__Problem statement__. Scan the data below for the string "this". Show every line where it turns up.

__Stored entries__.
"""

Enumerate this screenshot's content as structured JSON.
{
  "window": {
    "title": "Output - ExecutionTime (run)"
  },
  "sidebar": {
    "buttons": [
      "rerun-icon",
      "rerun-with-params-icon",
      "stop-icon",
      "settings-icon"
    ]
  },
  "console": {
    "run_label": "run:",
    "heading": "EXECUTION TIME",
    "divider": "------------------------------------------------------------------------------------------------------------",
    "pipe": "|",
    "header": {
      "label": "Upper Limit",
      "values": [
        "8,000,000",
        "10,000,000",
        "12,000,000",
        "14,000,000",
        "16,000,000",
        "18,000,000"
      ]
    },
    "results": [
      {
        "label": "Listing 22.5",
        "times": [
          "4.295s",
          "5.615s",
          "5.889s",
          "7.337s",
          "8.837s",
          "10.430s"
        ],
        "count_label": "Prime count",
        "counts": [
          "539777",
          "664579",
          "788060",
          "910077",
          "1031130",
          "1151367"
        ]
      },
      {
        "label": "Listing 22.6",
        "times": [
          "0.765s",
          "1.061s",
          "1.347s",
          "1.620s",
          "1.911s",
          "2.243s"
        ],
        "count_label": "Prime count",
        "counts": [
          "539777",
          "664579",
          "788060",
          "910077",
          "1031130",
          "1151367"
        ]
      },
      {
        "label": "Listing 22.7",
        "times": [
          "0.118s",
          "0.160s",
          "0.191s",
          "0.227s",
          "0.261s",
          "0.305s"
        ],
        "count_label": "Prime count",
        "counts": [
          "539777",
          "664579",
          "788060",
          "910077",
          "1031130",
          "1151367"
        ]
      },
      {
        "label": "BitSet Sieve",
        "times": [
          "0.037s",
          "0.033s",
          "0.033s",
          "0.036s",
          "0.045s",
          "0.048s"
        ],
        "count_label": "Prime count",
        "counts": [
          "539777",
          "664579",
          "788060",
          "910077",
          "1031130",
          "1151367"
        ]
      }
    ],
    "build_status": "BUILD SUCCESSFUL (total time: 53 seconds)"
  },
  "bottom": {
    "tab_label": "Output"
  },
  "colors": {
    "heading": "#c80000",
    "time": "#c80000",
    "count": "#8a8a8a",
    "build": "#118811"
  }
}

"""
"""

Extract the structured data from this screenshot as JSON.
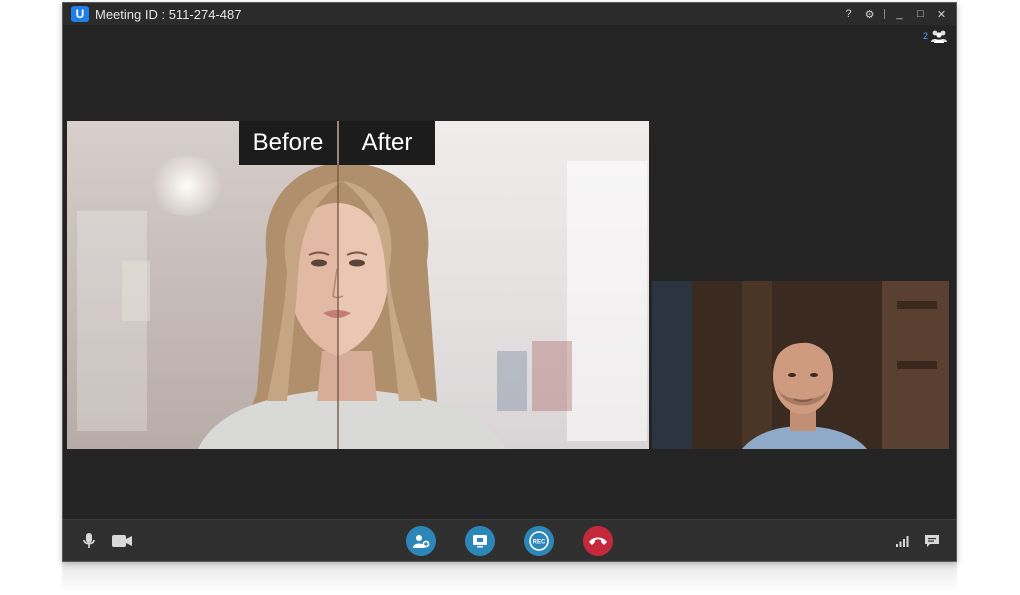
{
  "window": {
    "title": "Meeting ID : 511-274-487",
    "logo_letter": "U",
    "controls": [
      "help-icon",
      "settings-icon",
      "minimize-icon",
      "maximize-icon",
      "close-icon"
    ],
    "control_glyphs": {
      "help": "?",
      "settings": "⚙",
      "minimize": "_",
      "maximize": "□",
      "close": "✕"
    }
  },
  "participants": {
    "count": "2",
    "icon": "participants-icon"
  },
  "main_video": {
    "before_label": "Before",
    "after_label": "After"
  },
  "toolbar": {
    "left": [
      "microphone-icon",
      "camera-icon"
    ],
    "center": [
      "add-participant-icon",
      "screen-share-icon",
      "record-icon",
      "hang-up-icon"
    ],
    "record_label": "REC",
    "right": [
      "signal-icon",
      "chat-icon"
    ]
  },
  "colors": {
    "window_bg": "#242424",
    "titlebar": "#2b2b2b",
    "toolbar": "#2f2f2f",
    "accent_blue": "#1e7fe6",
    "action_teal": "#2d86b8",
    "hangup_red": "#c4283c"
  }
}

"""

__Reply to the exercise__.
Enumerate this screenshot's content as structured JSON.
Extract the structured data from this screenshot as JSON.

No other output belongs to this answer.